| TO DO |
After locating the line that contains "Read all visible content and emit it as JSON.", quote it and all lines after it through the end of the entries, and nothing more. Pictures stay out.
━━━━━ LISTED RECORDS
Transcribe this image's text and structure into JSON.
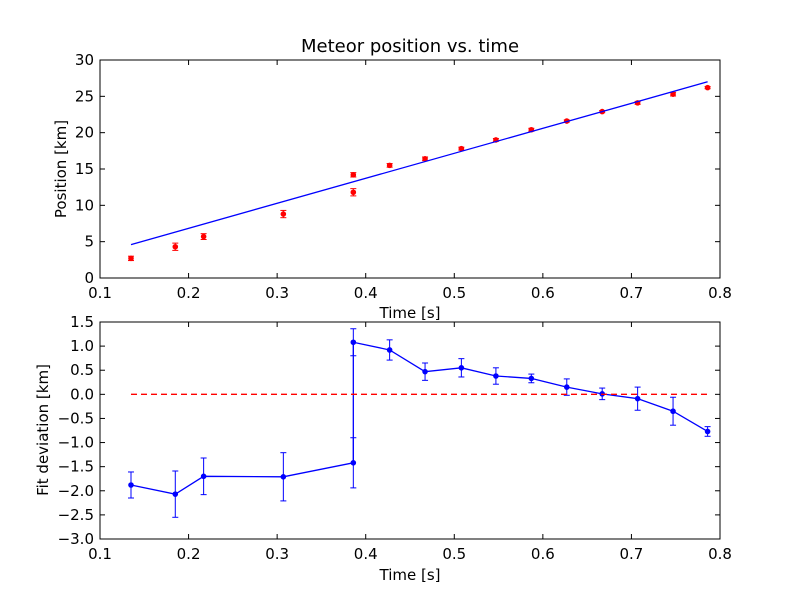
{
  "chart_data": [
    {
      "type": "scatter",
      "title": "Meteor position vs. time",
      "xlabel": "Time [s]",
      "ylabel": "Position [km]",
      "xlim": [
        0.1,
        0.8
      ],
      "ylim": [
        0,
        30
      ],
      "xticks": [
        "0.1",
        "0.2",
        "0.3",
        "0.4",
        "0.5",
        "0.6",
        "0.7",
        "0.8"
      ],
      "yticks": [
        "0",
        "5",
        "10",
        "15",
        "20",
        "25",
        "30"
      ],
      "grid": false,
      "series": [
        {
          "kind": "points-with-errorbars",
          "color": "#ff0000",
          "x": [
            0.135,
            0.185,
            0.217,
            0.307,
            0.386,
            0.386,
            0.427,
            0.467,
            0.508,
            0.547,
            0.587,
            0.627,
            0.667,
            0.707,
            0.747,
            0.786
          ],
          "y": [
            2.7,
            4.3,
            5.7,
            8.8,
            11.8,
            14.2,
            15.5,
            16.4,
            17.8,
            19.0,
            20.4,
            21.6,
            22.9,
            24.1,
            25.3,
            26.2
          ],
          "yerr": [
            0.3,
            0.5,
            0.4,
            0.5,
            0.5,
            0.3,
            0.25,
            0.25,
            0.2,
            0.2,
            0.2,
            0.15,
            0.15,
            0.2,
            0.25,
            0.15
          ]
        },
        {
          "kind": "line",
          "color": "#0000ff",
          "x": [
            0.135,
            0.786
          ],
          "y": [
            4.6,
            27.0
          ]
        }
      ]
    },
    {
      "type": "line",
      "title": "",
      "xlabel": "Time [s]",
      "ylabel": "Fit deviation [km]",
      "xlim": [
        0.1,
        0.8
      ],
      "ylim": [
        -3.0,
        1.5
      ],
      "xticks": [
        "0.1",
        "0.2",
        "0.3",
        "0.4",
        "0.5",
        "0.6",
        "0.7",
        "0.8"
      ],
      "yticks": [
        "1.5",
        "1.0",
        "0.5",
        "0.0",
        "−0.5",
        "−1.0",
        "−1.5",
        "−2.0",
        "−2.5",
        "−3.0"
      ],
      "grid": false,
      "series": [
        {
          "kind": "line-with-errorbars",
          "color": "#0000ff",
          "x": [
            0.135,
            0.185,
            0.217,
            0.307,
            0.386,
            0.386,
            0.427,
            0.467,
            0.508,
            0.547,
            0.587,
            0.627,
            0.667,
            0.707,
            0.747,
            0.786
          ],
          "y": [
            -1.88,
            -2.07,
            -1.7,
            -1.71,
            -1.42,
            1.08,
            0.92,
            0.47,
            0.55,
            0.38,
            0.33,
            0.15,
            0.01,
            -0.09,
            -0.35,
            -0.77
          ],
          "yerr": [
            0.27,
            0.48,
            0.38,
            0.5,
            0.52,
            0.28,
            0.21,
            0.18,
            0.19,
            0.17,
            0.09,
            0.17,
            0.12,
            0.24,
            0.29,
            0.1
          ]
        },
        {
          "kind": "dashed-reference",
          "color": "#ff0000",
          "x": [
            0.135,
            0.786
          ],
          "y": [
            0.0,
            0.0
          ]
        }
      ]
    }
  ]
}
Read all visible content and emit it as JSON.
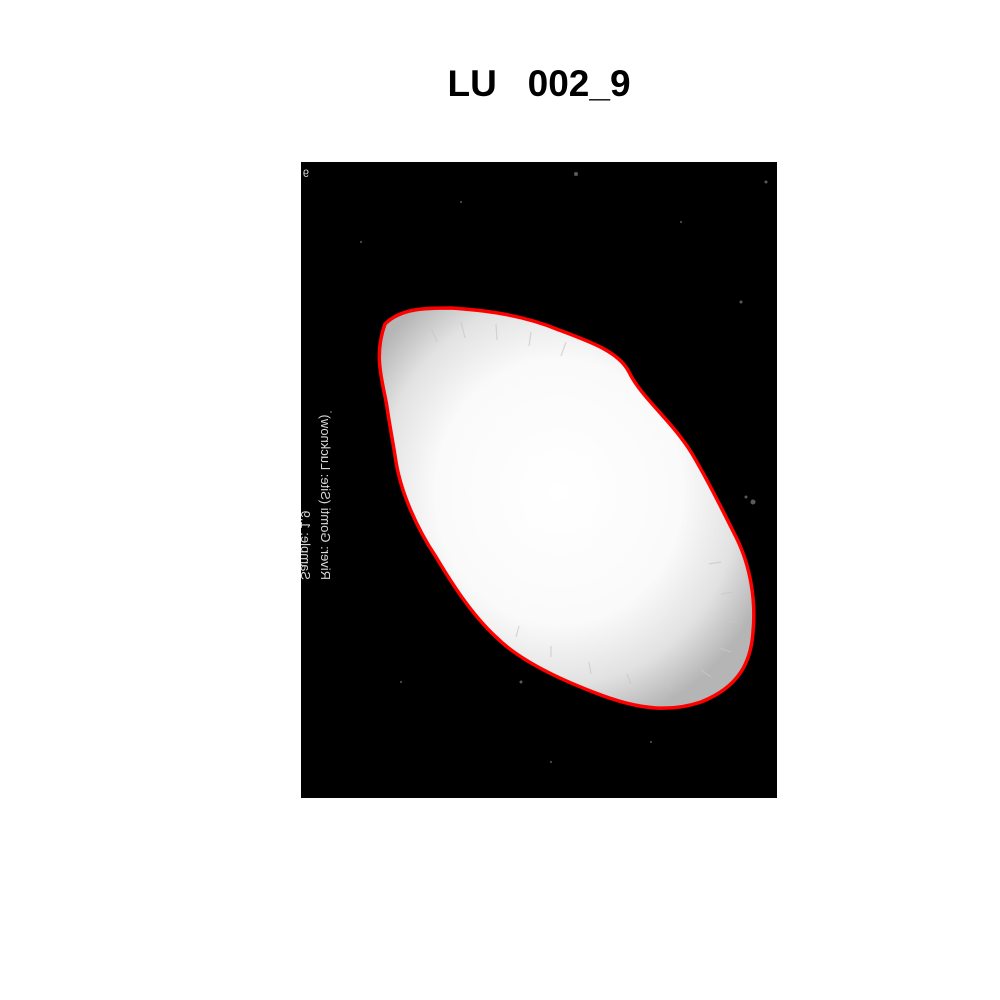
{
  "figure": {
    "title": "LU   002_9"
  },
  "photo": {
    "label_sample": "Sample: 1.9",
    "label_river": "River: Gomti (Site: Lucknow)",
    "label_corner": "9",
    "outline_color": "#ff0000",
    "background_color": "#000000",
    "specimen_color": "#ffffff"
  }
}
━━━━━━━━━━
| TASK ANSWER |
Read all visible content and emit it as JSON.
{
  "figure": {
    "title": "LU   002_9"
  },
  "photo": {
    "label_sample": "Sample: 1.9",
    "label_river": "River: Gomti (Site: Lucknow)",
    "label_corner": "9",
    "outline_color": "#ff0000",
    "background_color": "#000000",
    "specimen_color": "#ffffff"
  }
}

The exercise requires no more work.